> **DATASET RECORDS**:
──────────

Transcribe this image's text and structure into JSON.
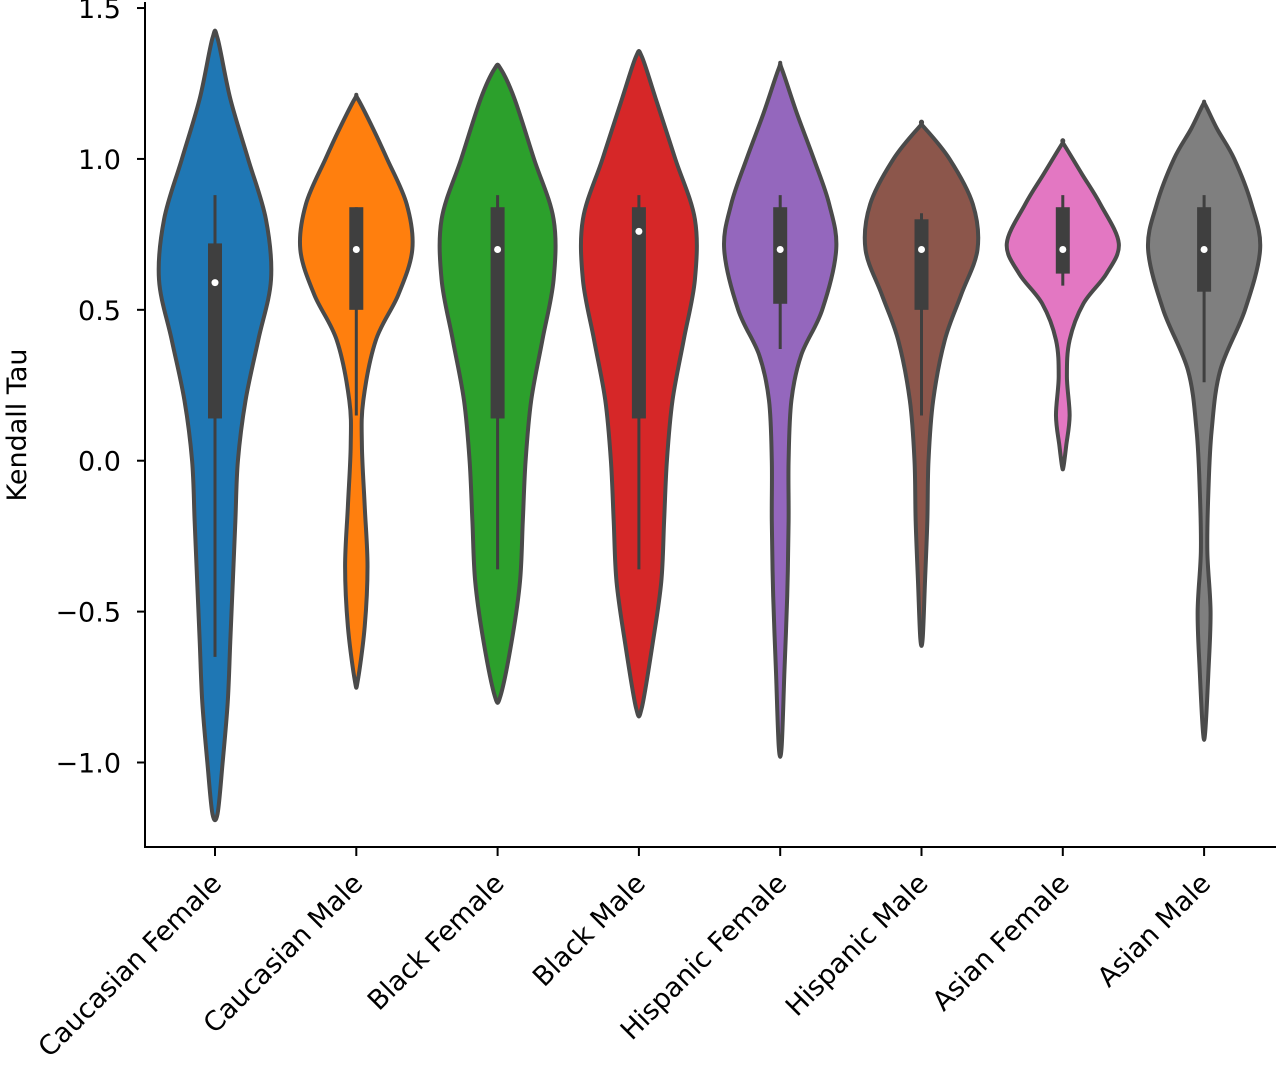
{
  "chart_data": {
    "type": "violin",
    "title": "",
    "xlabel": "",
    "ylabel": "Kendall Tau",
    "ylim": [
      -1.28,
      1.52
    ],
    "yticks": [
      -1.0,
      -0.5,
      0.0,
      0.5,
      1.0,
      1.5
    ],
    "ytick_labels": [
      "−1.0",
      "−0.5",
      "0.0",
      "0.5",
      "1.0",
      "1.5"
    ],
    "categories": [
      "Caucasian Female",
      "Caucasian Male",
      "Black Female",
      "Black Male",
      "Hispanic Female",
      "Hispanic Male",
      "Asian Female",
      "Asian Male"
    ],
    "series": [
      {
        "category": "Caucasian Female",
        "color": "#1f77b4",
        "median": 0.59,
        "q1": 0.14,
        "q3": 0.72,
        "whisker_low": -0.65,
        "whisker_high": 0.88,
        "min": -1.17,
        "max": 1.4,
        "density": [
          [
            -1.17,
            0.01
          ],
          [
            -1.0,
            0.03
          ],
          [
            -0.8,
            0.05
          ],
          [
            -0.6,
            0.06
          ],
          [
            -0.4,
            0.07
          ],
          [
            -0.2,
            0.08
          ],
          [
            0.0,
            0.09
          ],
          [
            0.2,
            0.12
          ],
          [
            0.4,
            0.17
          ],
          [
            0.6,
            0.22
          ],
          [
            0.8,
            0.2
          ],
          [
            1.0,
            0.13
          ],
          [
            1.2,
            0.06
          ],
          [
            1.4,
            0.01
          ]
        ]
      },
      {
        "category": "Caucasian Male",
        "color": "#ff7f0e",
        "median": 0.7,
        "q1": 0.5,
        "q3": 0.84,
        "whisker_low": 0.15,
        "whisker_high": 0.84,
        "min": -0.73,
        "max": 1.2,
        "density": [
          [
            -0.73,
            0.01
          ],
          [
            -0.55,
            0.06
          ],
          [
            -0.35,
            0.08
          ],
          [
            -0.15,
            0.06
          ],
          [
            0.05,
            0.04
          ],
          [
            0.2,
            0.05
          ],
          [
            0.4,
            0.14
          ],
          [
            0.55,
            0.3
          ],
          [
            0.7,
            0.4
          ],
          [
            0.85,
            0.36
          ],
          [
            1.0,
            0.22
          ],
          [
            1.1,
            0.12
          ],
          [
            1.2,
            0.01
          ]
        ]
      },
      {
        "category": "Black Female",
        "color": "#2ca02c",
        "median": 0.7,
        "q1": 0.14,
        "q3": 0.84,
        "whisker_low": -0.36,
        "whisker_high": 0.88,
        "min": -0.78,
        "max": 1.3,
        "density": [
          [
            -0.78,
            0.01
          ],
          [
            -0.6,
            0.05
          ],
          [
            -0.4,
            0.08
          ],
          [
            -0.2,
            0.09
          ],
          [
            0.0,
            0.1
          ],
          [
            0.2,
            0.12
          ],
          [
            0.4,
            0.16
          ],
          [
            0.6,
            0.2
          ],
          [
            0.8,
            0.2
          ],
          [
            1.0,
            0.13
          ],
          [
            1.2,
            0.06
          ],
          [
            1.3,
            0.01
          ]
        ]
      },
      {
        "category": "Black Male",
        "color": "#d62728",
        "median": 0.76,
        "q1": 0.14,
        "q3": 0.84,
        "whisker_low": -0.36,
        "whisker_high": 0.88,
        "min": -0.82,
        "max": 1.34,
        "density": [
          [
            -0.82,
            0.01
          ],
          [
            -0.6,
            0.05
          ],
          [
            -0.4,
            0.08
          ],
          [
            -0.2,
            0.09
          ],
          [
            0.0,
            0.1
          ],
          [
            0.2,
            0.12
          ],
          [
            0.4,
            0.16
          ],
          [
            0.6,
            0.2
          ],
          [
            0.8,
            0.2
          ],
          [
            1.0,
            0.13
          ],
          [
            1.2,
            0.06
          ],
          [
            1.34,
            0.01
          ]
        ]
      },
      {
        "category": "Hispanic Female",
        "color": "#9467bd",
        "median": 0.7,
        "q1": 0.52,
        "q3": 0.84,
        "whisker_low": 0.37,
        "whisker_high": 0.88,
        "min": -0.95,
        "max": 1.3,
        "density": [
          [
            -0.95,
            0.01
          ],
          [
            -0.7,
            0.03
          ],
          [
            -0.45,
            0.05
          ],
          [
            -0.2,
            0.06
          ],
          [
            0.0,
            0.06
          ],
          [
            0.2,
            0.08
          ],
          [
            0.35,
            0.15
          ],
          [
            0.5,
            0.3
          ],
          [
            0.7,
            0.4
          ],
          [
            0.85,
            0.35
          ],
          [
            1.0,
            0.24
          ],
          [
            1.15,
            0.12
          ],
          [
            1.3,
            0.01
          ]
        ]
      },
      {
        "category": "Hispanic Male",
        "color": "#8c564b",
        "median": 0.7,
        "q1": 0.5,
        "q3": 0.8,
        "whisker_low": 0.15,
        "whisker_high": 0.82,
        "min": -0.59,
        "max": 1.11,
        "density": [
          [
            -0.59,
            0.01
          ],
          [
            -0.4,
            0.03
          ],
          [
            -0.2,
            0.05
          ],
          [
            0.0,
            0.06
          ],
          [
            0.2,
            0.1
          ],
          [
            0.4,
            0.2
          ],
          [
            0.55,
            0.34
          ],
          [
            0.7,
            0.48
          ],
          [
            0.85,
            0.44
          ],
          [
            1.0,
            0.24
          ],
          [
            1.11,
            0.01
          ]
        ]
      },
      {
        "category": "Asian Female",
        "color": "#e377c2",
        "median": 0.7,
        "q1": 0.62,
        "q3": 0.84,
        "whisker_low": 0.58,
        "whisker_high": 0.88,
        "min": -0.02,
        "max": 1.05,
        "density": [
          [
            -0.02,
            0.01
          ],
          [
            0.05,
            0.05
          ],
          [
            0.15,
            0.1
          ],
          [
            0.28,
            0.06
          ],
          [
            0.4,
            0.1
          ],
          [
            0.52,
            0.3
          ],
          [
            0.62,
            0.64
          ],
          [
            0.72,
            0.82
          ],
          [
            0.85,
            0.55
          ],
          [
            0.95,
            0.28
          ],
          [
            1.05,
            0.01
          ]
        ]
      },
      {
        "category": "Asian Male",
        "color": "#7f7f7f",
        "median": 0.7,
        "q1": 0.56,
        "q3": 0.84,
        "whisker_low": 0.26,
        "whisker_high": 0.88,
        "min": -0.9,
        "max": 1.18,
        "density": [
          [
            -0.9,
            0.01
          ],
          [
            -0.7,
            0.04
          ],
          [
            -0.5,
            0.06
          ],
          [
            -0.3,
            0.03
          ],
          [
            -0.1,
            0.04
          ],
          [
            0.1,
            0.07
          ],
          [
            0.3,
            0.15
          ],
          [
            0.5,
            0.38
          ],
          [
            0.7,
            0.52
          ],
          [
            0.85,
            0.44
          ],
          [
            1.0,
            0.28
          ],
          [
            1.1,
            0.12
          ],
          [
            1.18,
            0.01
          ]
        ]
      }
    ]
  }
}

──────────

> **WHAT IS NEEDED**: Scan the entries above. Copy each line that has the string "Black".

> **FULL RESPONSE**:
      "Black Female",
      "Black Male",
        "category": "Black Female",
        "category": "Black Male",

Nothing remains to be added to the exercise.